>> Begin RECORDS TO PROCESS

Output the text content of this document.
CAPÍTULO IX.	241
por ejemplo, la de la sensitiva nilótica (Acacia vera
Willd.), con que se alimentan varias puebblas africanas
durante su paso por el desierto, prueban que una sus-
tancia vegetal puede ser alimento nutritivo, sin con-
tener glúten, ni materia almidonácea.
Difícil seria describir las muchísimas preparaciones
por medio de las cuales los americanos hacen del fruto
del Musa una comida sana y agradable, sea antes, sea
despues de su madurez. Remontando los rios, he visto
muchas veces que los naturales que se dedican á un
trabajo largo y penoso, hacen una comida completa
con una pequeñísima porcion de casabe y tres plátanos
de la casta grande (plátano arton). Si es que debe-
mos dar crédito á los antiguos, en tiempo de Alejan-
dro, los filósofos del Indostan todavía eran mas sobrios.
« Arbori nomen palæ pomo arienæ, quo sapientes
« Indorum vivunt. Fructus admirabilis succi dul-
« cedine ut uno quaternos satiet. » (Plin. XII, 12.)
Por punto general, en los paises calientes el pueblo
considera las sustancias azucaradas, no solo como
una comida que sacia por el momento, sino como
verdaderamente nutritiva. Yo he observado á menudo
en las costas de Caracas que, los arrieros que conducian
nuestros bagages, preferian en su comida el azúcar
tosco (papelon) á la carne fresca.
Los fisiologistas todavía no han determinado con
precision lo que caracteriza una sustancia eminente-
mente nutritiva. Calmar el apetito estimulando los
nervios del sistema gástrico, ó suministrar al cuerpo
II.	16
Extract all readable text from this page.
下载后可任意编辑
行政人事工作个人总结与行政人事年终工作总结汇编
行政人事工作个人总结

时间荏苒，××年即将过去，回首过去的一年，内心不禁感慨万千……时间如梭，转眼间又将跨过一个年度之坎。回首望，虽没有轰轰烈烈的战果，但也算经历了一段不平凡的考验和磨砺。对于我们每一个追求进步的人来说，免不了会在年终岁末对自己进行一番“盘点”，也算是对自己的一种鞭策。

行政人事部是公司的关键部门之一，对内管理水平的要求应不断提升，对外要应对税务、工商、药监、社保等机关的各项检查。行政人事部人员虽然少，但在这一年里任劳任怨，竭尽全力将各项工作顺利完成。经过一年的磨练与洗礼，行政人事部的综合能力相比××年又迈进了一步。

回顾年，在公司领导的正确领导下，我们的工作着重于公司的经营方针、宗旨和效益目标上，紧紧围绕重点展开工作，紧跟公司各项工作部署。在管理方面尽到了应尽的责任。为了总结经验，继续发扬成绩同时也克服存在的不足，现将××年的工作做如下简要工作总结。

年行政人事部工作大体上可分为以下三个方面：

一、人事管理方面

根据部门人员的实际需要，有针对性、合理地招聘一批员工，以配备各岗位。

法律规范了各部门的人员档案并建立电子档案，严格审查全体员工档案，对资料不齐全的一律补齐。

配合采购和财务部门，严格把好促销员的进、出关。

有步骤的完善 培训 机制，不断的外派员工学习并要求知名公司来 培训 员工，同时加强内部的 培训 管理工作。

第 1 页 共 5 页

>> End RECORDS TO PROCESS

INSTRUCTIONS TO FOLLOW. Please quote exactly the lines from the one containing "Extract all readable text from this page." through the last line of the records above, both included, and nothing else.

EXERCISE RESULT.
Extract all readable text from this page.
下载后可任意编辑
行政人事工作个人总结与行政人事年终工作总结汇编
行政人事工作个人总结

时间荏苒，××年即将过去，回首过去的一年，内心不禁感慨万千……时间如梭，转眼间又将跨过一个年度之坎。回首望，虽没有轰轰烈烈的战果，但也算经历了一段不平凡的考验和磨砺。对于我们每一个追求进步的人来说，免不了会在年终岁末对自己进行一番“盘点”，也算是对自己的一种鞭策。

行政人事部是公司的关键部门之一，对内管理水平的要求应不断提升，对外要应对税务、工商、药监、社保等机关的各项检查。行政人事部人员虽然少，但在这一年里任劳任怨，竭尽全力将各项工作顺利完成。经过一年的磨练与洗礼，行政人事部的综合能力相比××年又迈进了一步。

回顾年，在公司领导的正确领导下，我们的工作着重于公司的经营方针、宗旨和效益目标上，紧紧围绕重点展开工作，紧跟公司各项工作部署。在管理方面尽到了应尽的责任。为了总结经验，继续发扬成绩同时也克服存在的不足，现将××年的工作做如下简要工作总结。

年行政人事部工作大体上可分为以下三个方面：

一、人事管理方面

根据部门人员的实际需要，有针对性、合理地招聘一批员工，以配备各岗位。

法律规范了各部门的人员档案并建立电子档案，严格审查全体员工档案，对资料不齐全的一律补齐。

配合采购和财务部门，严格把好促销员的进、出关。

有步骤的完善 培训 机制，不断的外派员工学习并要求知名公司来 培训 员工，同时加强内部的 培训 管理工作。

第 1 页 共 5 页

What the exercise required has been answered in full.